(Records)
= = = = = = =
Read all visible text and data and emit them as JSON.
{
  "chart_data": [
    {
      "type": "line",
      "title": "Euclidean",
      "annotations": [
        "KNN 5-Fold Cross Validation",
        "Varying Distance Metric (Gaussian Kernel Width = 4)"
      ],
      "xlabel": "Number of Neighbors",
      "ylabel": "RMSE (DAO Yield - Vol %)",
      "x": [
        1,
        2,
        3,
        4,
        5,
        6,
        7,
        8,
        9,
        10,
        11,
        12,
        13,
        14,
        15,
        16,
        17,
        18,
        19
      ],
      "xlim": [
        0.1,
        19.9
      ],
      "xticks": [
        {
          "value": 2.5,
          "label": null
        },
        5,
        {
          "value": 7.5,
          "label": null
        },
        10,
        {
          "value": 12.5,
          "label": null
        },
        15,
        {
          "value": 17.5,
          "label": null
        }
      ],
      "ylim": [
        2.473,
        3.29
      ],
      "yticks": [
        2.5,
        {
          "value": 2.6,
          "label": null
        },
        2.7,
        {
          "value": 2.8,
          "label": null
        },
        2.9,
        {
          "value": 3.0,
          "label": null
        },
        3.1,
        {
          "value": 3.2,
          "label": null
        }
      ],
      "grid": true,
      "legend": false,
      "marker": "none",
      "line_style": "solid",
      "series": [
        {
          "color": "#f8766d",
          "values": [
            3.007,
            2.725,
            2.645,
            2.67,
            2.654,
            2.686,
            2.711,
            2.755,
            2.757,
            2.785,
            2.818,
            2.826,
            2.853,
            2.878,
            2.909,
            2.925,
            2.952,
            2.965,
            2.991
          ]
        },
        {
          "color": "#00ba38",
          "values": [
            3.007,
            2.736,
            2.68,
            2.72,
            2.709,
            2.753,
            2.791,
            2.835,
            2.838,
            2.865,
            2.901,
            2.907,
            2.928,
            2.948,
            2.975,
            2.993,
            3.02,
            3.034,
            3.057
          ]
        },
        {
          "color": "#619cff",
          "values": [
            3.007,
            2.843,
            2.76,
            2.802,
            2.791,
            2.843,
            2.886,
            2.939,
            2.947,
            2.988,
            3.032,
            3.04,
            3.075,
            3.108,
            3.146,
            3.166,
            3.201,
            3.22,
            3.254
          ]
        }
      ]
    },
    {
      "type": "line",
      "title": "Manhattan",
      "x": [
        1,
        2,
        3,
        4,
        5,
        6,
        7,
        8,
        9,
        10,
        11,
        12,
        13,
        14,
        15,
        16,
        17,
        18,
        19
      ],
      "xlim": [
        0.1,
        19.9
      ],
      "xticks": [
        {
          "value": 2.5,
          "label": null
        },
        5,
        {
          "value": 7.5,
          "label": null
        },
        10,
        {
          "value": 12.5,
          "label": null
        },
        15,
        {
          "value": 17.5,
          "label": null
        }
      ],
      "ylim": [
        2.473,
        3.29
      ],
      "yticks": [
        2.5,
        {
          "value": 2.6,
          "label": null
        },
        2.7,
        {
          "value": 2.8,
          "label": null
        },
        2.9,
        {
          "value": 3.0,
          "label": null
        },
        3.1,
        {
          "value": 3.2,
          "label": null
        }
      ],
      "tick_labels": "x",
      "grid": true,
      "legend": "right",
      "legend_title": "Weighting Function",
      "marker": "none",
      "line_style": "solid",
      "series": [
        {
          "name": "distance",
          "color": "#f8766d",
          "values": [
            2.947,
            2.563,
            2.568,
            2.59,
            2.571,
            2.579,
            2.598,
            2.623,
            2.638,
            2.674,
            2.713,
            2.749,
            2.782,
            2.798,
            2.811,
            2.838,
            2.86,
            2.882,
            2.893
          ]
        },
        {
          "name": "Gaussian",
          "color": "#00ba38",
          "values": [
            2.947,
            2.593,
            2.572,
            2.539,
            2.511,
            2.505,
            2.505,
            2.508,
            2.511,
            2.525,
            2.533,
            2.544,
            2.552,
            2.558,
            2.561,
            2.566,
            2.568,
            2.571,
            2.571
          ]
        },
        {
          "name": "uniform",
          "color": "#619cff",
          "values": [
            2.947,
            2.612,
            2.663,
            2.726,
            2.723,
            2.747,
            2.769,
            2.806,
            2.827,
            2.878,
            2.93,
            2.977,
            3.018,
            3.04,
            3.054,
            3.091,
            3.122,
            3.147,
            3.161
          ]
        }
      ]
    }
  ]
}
= = = = = = =
● YOUR TASK
All of the data needs to be reproduced exactly, with no line missing.

● ANSWER FOR THIS EXERCISE
Read all visible text and data and emit them as JSON.
{
  "chart_data": [
    {
      "type": "line",
      "title": "Euclidean",
      "annotations": [
        "KNN 5-Fold Cross Validation",
        "Varying Distance Metric (Gaussian Kernel Width = 4)"
      ],
      "xlabel": "Number of Neighbors",
      "ylabel": "RMSE (DAO Yield - Vol %)",
      "x": [
        1,
        2,
        3,
        4,
        5,
        6,
        7,
        8,
        9,
        10,
        11,
        12,
        13,
        14,
        15,
        16,
        17,
        18,
        19
      ],
      "xlim": [
        0.1,
        19.9
      ],
      "xticks": [
        {
          "value": 2.5,
          "label": null
        },
        5,
        {
          "value": 7.5,
          "label": null
        },
        10,
        {
          "value": 12.5,
          "label": null
        },
        15,
        {
          "value": 17.5,
          "label": null
        }
      ],
      "ylim": [
        2.473,
        3.29
      ],
      "yticks": [
        2.5,
        {
          "value": 2.6,
          "label": null
        },
        2.7,
        {
          "value": 2.8,
          "label": null
        },
        2.9,
        {
          "value": 3.0,
          "label": null
        },
        3.1,
        {
          "value": 3.2,
          "label": null
        }
      ],
      "grid": true,
      "legend": false,
      "marker": "none",
      "line_style": "solid",
      "series": [
        {
          "color": "#f8766d",
          "values": [
            3.007,
            2.725,
            2.645,
            2.67,
            2.654,
            2.686,
            2.711,
            2.755,
            2.757,
            2.785,
            2.818,
            2.826,
            2.853,
            2.878,
            2.909,
            2.925,
            2.952,
            2.965,
            2.991
          ]
        },
        {
          "color": "#00ba38",
          "values": [
            3.007,
            2.736,
            2.68,
            2.72,
            2.709,
            2.753,
            2.791,
            2.835,
            2.838,
            2.865,
            2.901,
            2.907,
            2.928,
            2.948,
            2.975,
            2.993,
            3.02,
            3.034,
            3.057
          ]
        },
        {
          "color": "#619cff",
          "values": [
            3.007,
            2.843,
            2.76,
            2.802,
            2.791,
            2.843,
            2.886,
            2.939,
            2.947,
            2.988,
            3.032,
            3.04,
            3.075,
            3.108,
            3.146,
            3.166,
            3.201,
            3.22,
            3.254
          ]
        }
      ]
    },
    {
      "type": "line",
      "title": "Manhattan",
      "x": [
        1,
        2,
        3,
        4,
        5,
        6,
        7,
        8,
        9,
        10,
        11,
        12,
        13,
        14,
        15,
        16,
        17,
        18,
        19
      ],
      "xlim": [
        0.1,
        19.9
      ],
      "xticks": [
        {
          "value": 2.5,
          "label": null
        },
        5,
        {
          "value": 7.5,
          "label": null
        },
        10,
        {
          "value": 12.5,
          "label": null
        },
        15,
        {
          "value": 17.5,
          "label": null
        }
      ],
      "ylim": [
        2.473,
        3.29
      ],
      "yticks": [
        2.5,
        {
          "value": 2.6,
          "label": null
        },
        2.7,
        {
          "value": 2.8,
          "label": null
        },
        2.9,
        {
          "value": 3.0,
          "label": null
        },
        3.1,
        {
          "value": 3.2,
          "label": null
        }
      ],
      "tick_labels": "x",
      "grid": true,
      "legend": "right",
      "legend_title": "Weighting Function",
      "marker": "none",
      "line_style": "solid",
      "series": [
        {
          "name": "distance",
          "color": "#f8766d",
          "values": [
            2.947,
            2.563,
            2.568,
            2.59,
            2.571,
            2.579,
            2.598,
            2.623,
            2.638,
            2.674,
            2.713,
            2.749,
            2.782,
            2.798,
            2.811,
            2.838,
            2.86,
            2.882,
            2.893
          ]
        },
        {
          "name": "Gaussian",
          "color": "#00ba38",
          "values": [
            2.947,
            2.593,
            2.572,
            2.539,
            2.511,
            2.505,
            2.505,
            2.508,
            2.511,
            2.525,
            2.533,
            2.544,
            2.552,
            2.558,
            2.561,
            2.566,
            2.568,
            2.571,
            2.571
          ]
        },
        {
          "name": "uniform",
          "color": "#619cff",
          "values": [
            2.947,
            2.612,
            2.663,
            2.726,
            2.723,
            2.747,
            2.769,
            2.806,
            2.827,
            2.878,
            2.93,
            2.977,
            3.018,
            3.04,
            3.054,
            3.091,
            3.122,
            3.147,
            3.161
          ]
        }
      ]
    }
  ]
}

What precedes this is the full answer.